[Begin Data to use]
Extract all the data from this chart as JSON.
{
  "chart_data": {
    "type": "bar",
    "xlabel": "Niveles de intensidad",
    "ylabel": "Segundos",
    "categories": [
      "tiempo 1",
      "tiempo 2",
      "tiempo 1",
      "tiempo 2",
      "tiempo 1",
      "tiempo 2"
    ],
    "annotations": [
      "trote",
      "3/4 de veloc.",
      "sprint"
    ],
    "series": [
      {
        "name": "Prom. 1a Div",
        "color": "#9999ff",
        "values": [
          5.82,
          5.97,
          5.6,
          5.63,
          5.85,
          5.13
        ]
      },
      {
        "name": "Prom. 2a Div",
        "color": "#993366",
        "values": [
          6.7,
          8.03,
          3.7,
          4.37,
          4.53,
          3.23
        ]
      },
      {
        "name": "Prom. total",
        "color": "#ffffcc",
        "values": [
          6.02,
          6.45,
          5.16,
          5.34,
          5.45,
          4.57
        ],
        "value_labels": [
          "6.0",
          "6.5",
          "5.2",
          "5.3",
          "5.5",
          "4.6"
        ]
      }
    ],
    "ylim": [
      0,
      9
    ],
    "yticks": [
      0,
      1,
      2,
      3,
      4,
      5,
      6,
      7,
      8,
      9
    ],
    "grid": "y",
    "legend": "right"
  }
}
[End Data to use]
Task goal
Transcribe all lines as written.

Correct result
Extract all the data from this chart as JSON.
{
  "chart_data": {
    "type": "bar",
    "xlabel": "Niveles de intensidad",
    "ylabel": "Segundos",
    "categories": [
      "tiempo 1",
      "tiempo 2",
      "tiempo 1",
      "tiempo 2",
      "tiempo 1",
      "tiempo 2"
    ],
    "annotations": [
      "trote",
      "3/4 de veloc.",
      "sprint"
    ],
    "series": [
      {
        "name": "Prom. 1a Div",
        "color": "#9999ff",
        "values": [
          5.82,
          5.97,
          5.6,
          5.63,
          5.85,
          5.13
        ]
      },
      {
        "name": "Prom. 2a Div",
        "color": "#993366",
        "values": [
          6.7,
          8.03,
          3.7,
          4.37,
          4.53,
          3.23
        ]
      },
      {
        "name": "Prom. total",
        "color": "#ffffcc",
        "values": [
          6.02,
          6.45,
          5.16,
          5.34,
          5.45,
          4.57
        ],
        "value_labels": [
          "6.0",
          "6.5",
          "5.2",
          "5.3",
          "5.5",
          "4.6"
        ]
      }
    ],
    "ylim": [
      0,
      9
    ],
    "yticks": [
      0,
      1,
      2,
      3,
      4,
      5,
      6,
      7,
      8,
      9
    ],
    "grid": "y",
    "legend": "right"
  }
}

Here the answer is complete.